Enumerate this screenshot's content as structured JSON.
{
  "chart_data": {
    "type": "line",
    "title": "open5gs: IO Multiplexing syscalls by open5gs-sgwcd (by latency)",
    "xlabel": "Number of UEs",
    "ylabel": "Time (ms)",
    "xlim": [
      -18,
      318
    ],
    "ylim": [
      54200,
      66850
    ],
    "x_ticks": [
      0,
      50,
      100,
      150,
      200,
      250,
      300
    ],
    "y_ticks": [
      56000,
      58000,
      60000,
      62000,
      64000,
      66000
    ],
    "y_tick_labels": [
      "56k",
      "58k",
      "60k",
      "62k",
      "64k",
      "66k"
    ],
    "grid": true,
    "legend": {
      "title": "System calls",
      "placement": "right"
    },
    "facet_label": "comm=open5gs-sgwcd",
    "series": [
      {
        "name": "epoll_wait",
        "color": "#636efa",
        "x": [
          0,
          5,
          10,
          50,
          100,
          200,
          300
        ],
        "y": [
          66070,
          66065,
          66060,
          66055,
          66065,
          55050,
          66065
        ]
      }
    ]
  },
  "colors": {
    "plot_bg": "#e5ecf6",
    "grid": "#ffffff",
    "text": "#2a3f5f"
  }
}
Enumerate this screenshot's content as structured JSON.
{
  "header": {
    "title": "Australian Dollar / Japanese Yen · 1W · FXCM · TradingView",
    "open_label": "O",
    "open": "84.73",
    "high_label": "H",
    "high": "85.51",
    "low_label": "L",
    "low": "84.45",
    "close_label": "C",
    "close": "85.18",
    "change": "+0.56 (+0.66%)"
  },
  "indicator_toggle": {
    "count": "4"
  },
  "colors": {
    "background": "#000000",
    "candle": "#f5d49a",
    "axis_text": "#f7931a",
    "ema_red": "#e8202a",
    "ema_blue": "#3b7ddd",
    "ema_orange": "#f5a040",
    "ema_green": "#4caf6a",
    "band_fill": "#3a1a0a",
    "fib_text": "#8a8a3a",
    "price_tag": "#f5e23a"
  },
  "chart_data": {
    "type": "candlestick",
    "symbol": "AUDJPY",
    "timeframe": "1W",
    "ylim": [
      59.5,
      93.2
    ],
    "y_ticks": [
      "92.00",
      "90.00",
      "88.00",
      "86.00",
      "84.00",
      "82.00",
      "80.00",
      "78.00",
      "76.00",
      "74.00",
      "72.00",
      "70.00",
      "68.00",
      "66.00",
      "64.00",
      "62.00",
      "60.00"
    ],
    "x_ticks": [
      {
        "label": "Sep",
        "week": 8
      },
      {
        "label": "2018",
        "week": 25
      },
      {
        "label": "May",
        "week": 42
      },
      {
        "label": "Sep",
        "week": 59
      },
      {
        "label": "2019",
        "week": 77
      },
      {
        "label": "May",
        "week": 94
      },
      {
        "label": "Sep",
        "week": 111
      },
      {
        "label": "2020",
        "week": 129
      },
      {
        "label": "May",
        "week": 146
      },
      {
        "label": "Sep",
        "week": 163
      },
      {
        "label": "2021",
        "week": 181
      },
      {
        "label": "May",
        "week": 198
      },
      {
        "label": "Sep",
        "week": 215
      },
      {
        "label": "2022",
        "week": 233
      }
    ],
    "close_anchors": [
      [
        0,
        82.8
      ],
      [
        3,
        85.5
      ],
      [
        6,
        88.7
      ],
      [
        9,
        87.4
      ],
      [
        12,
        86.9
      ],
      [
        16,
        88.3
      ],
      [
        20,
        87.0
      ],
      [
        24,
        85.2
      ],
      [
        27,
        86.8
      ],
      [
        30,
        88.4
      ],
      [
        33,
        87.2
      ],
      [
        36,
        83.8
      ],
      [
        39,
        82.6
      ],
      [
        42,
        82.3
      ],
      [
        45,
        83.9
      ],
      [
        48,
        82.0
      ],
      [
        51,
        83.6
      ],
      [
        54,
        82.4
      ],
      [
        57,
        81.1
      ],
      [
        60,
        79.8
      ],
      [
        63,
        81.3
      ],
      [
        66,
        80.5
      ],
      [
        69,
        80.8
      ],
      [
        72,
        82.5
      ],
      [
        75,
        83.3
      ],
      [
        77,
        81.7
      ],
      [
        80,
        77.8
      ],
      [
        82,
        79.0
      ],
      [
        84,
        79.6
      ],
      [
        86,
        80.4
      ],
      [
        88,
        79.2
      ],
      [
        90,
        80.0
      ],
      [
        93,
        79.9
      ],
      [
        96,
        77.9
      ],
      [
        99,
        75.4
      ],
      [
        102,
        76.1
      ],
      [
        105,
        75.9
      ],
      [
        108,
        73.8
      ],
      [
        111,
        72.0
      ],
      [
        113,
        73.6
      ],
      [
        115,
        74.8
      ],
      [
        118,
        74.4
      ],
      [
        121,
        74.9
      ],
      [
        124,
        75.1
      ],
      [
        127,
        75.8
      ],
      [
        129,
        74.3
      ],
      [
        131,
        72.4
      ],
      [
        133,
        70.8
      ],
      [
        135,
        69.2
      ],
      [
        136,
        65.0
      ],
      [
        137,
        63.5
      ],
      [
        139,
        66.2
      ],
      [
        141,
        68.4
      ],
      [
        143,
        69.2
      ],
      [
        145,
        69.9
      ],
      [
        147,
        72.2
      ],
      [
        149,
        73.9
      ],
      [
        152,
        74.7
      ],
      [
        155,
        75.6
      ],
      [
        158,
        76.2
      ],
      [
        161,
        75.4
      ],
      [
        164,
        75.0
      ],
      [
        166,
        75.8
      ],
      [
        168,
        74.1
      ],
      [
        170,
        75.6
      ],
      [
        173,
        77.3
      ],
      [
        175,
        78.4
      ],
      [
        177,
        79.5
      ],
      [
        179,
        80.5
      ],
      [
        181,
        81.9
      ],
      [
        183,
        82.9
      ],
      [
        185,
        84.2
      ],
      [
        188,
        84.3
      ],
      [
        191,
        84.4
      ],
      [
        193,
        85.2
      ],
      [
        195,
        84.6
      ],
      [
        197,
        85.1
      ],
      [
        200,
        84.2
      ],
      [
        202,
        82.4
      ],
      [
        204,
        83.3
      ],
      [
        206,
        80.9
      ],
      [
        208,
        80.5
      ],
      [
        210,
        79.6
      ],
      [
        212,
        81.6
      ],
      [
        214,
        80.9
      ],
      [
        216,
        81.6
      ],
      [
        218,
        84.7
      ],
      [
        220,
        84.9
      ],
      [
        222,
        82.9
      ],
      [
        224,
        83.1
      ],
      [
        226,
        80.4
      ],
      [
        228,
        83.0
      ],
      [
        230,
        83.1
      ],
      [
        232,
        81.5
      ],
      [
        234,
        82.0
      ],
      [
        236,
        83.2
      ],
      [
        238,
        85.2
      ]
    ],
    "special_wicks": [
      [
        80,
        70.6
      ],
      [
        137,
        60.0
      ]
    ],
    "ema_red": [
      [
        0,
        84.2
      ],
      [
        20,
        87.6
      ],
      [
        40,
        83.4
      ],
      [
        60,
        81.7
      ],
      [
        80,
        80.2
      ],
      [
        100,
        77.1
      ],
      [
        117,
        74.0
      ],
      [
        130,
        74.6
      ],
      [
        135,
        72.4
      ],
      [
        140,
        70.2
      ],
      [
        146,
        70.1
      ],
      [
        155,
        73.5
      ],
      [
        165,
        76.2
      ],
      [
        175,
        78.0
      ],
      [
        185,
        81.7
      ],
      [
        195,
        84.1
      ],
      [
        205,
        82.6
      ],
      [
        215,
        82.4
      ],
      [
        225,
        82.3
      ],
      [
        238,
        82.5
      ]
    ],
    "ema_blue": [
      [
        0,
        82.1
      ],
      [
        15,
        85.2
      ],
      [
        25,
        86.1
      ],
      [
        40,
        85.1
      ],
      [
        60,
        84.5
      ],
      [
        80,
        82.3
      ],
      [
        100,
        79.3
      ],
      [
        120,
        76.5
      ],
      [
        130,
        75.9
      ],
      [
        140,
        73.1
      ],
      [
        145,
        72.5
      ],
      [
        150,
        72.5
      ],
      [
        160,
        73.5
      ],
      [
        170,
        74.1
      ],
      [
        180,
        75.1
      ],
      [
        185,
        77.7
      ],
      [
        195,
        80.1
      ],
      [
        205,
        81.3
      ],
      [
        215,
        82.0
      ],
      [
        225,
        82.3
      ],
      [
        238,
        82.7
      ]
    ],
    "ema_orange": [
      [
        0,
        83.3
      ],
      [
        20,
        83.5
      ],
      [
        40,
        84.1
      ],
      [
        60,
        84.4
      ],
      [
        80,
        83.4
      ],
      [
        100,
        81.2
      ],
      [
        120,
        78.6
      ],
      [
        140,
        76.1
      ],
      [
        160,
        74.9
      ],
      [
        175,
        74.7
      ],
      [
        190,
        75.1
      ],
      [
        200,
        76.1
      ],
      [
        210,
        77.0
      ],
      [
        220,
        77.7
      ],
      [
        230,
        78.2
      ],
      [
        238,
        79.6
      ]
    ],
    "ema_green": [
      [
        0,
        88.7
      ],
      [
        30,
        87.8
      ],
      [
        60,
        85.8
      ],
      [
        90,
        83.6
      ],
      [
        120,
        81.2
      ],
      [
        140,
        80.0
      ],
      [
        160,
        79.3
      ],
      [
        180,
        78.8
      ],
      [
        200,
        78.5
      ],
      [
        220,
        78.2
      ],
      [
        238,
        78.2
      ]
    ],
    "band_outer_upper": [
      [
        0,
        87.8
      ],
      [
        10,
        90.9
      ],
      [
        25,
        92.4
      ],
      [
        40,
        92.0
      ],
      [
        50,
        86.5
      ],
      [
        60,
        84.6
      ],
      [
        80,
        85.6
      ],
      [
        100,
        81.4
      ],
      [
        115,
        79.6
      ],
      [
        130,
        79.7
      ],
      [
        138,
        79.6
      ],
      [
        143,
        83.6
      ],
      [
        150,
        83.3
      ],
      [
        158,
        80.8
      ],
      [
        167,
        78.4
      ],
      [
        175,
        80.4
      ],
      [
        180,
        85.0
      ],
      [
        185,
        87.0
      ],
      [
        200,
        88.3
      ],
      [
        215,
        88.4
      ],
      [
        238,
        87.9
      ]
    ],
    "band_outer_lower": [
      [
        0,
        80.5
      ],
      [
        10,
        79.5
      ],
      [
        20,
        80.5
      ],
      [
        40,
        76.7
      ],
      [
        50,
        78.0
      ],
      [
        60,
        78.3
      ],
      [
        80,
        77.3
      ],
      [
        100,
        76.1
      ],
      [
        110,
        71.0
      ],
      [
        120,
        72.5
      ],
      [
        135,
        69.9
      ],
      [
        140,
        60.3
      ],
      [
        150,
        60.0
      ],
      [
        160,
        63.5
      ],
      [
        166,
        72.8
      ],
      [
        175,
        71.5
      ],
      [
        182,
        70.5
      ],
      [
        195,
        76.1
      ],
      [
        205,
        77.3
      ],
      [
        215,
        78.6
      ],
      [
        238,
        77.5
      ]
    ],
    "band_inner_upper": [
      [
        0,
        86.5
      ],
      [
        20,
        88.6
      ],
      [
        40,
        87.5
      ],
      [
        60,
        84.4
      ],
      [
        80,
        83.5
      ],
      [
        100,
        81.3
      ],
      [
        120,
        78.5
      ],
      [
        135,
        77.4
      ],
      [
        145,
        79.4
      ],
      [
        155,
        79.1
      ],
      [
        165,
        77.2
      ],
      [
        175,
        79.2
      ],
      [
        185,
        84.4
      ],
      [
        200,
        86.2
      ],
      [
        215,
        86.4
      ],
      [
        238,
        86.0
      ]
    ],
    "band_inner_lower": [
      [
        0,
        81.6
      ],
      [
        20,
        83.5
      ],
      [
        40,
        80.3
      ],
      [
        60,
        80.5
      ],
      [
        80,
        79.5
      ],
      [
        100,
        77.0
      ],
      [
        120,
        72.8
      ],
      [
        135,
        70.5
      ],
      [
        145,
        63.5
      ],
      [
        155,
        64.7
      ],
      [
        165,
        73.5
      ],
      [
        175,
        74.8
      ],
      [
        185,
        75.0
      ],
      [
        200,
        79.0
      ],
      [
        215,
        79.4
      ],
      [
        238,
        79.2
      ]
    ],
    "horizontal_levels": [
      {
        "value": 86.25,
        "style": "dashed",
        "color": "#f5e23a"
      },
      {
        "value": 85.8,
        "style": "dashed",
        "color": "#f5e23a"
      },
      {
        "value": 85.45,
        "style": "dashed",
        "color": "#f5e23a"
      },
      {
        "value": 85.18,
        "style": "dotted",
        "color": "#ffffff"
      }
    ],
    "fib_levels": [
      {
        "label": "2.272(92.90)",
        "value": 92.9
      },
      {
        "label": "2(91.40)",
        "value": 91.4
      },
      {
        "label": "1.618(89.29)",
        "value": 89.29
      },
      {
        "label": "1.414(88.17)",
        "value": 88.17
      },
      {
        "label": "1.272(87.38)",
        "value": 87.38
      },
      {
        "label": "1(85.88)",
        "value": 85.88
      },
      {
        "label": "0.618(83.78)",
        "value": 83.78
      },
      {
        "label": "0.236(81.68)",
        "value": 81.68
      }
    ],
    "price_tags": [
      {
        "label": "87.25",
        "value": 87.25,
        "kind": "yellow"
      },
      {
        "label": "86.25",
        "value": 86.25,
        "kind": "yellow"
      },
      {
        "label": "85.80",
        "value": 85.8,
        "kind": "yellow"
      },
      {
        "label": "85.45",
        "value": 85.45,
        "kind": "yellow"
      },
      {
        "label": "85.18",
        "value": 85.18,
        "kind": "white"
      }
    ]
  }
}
☆ ☆ ☆ ☆ ☆
In the lines above, locate the string "sgwcd". Copy every line where it occurs.

    "title": "open5gs: IO Multiplexing syscalls by open5gs-sgwcd (by latency)",
    "facet_label": "comm=open5gs-sgwcd",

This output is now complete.